• [EXERCISE PROMPT]: Write out each line from the data below that includes the word "双向奔赴".

[Records]

■ ■ ■ ■

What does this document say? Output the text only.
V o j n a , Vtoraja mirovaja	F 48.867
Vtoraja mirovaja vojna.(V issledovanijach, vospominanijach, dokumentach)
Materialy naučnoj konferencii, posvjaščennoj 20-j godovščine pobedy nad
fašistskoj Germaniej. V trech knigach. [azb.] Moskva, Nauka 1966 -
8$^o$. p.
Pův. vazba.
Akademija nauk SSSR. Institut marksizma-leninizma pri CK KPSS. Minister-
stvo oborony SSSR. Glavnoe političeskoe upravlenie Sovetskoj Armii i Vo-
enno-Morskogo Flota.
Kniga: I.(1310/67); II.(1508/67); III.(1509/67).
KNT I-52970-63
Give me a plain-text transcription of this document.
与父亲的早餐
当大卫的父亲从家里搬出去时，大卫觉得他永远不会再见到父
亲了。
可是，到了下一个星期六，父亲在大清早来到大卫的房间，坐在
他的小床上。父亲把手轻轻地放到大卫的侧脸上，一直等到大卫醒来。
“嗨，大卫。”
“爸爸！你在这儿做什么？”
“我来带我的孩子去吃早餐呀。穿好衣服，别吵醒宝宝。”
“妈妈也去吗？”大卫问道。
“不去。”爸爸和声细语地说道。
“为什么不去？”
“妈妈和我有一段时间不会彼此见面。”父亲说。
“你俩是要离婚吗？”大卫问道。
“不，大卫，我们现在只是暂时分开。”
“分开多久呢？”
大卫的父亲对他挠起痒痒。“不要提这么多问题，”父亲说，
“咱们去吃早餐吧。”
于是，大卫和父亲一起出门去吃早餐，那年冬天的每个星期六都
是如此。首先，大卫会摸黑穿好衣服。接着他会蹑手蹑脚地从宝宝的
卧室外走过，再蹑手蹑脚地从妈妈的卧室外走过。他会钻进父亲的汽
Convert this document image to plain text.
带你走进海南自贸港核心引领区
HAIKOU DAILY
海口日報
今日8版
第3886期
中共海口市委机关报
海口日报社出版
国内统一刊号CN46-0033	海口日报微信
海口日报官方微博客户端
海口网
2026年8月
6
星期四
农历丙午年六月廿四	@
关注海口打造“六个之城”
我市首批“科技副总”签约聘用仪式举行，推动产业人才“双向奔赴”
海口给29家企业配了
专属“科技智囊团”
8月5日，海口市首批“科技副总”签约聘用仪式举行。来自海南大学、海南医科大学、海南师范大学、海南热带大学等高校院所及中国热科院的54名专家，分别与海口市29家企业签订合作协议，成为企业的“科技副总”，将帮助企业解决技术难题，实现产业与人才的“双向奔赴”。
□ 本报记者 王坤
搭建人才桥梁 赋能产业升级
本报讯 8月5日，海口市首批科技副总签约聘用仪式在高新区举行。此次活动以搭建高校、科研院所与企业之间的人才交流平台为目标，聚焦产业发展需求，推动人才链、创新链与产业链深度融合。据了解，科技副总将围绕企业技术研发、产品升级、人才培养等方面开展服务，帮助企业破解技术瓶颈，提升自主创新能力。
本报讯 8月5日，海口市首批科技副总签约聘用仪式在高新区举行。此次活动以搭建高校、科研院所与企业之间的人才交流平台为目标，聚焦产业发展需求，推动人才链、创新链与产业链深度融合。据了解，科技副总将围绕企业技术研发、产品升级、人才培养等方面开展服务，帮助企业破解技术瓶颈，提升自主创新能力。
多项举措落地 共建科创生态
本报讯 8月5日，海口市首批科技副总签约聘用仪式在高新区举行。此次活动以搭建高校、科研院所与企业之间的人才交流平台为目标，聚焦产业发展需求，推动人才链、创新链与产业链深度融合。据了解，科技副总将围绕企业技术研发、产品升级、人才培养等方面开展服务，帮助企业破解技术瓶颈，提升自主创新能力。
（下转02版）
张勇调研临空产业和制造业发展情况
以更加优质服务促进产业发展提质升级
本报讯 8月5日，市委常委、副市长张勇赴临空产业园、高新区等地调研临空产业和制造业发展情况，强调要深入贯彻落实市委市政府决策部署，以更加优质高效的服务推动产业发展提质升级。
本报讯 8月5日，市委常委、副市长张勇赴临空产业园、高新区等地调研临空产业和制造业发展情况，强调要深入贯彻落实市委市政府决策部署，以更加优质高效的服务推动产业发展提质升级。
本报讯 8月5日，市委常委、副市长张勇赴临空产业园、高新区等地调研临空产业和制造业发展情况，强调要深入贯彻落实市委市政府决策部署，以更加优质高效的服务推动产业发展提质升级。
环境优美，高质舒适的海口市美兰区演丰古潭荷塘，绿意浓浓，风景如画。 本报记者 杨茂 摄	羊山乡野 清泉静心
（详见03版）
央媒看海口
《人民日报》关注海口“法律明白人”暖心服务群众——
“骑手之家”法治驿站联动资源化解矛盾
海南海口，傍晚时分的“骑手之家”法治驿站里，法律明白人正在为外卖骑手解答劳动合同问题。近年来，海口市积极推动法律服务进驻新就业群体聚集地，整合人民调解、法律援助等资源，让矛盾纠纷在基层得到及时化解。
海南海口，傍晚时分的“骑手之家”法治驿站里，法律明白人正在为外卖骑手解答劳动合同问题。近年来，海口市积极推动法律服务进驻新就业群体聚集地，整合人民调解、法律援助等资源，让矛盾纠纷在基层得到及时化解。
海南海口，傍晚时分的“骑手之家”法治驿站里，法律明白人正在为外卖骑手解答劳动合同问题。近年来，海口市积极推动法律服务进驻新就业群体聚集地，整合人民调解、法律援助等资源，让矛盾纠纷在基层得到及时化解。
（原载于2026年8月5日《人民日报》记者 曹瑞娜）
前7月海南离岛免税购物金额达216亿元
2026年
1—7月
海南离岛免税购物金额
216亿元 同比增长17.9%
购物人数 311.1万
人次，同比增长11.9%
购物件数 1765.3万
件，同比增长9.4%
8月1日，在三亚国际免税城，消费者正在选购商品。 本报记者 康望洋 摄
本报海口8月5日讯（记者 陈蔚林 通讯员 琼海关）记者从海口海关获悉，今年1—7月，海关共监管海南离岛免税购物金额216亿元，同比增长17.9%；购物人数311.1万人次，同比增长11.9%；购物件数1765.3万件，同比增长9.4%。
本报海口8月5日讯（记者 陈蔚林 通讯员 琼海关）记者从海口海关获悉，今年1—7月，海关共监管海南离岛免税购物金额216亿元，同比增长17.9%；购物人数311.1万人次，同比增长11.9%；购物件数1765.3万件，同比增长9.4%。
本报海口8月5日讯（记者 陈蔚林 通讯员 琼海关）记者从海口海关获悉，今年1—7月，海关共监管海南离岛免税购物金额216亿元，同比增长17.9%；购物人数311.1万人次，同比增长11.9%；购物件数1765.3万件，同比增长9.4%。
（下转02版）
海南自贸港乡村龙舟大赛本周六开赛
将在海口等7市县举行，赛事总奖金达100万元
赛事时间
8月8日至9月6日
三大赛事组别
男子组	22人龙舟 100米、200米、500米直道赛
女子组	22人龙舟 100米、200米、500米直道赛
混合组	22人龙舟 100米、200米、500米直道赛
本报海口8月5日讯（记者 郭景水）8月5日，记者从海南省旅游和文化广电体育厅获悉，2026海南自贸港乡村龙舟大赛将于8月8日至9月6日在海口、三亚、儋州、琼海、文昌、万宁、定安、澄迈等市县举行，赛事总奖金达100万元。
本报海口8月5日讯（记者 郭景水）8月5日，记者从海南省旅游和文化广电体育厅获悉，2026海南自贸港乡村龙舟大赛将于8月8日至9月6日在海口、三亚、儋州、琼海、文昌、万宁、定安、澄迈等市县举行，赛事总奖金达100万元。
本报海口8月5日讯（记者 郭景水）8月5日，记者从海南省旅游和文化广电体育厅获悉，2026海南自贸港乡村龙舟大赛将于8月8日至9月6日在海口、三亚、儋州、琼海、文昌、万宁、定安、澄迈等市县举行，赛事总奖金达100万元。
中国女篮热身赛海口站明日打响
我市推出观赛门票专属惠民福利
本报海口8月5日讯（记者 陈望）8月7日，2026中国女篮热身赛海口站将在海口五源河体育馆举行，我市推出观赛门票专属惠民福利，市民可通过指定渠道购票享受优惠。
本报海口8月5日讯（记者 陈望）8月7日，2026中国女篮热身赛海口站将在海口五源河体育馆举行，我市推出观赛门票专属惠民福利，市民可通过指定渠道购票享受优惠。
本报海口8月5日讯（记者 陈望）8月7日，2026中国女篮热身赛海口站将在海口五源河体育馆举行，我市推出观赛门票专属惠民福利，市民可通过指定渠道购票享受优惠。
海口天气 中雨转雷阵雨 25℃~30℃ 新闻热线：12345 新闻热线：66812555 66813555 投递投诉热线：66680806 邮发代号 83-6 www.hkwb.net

■ ■ ■ ■

• [SOLUTION TO THIS PROBLEM]:
我市首批“科技副总”签约聘用仪式举行，推动产业人才“双向奔赴”
8月5日，海口市首批“科技副总”签约聘用仪式举行。来自海南大学、海南医科大学、海南师范大学、海南热带大学等高校院所及中国热科院的54名专家，分别与海口市29家企业签订合作协议，成为企业的“科技副总”，将帮助企业解决技术难题，实现产业与人才的“双向奔赴”。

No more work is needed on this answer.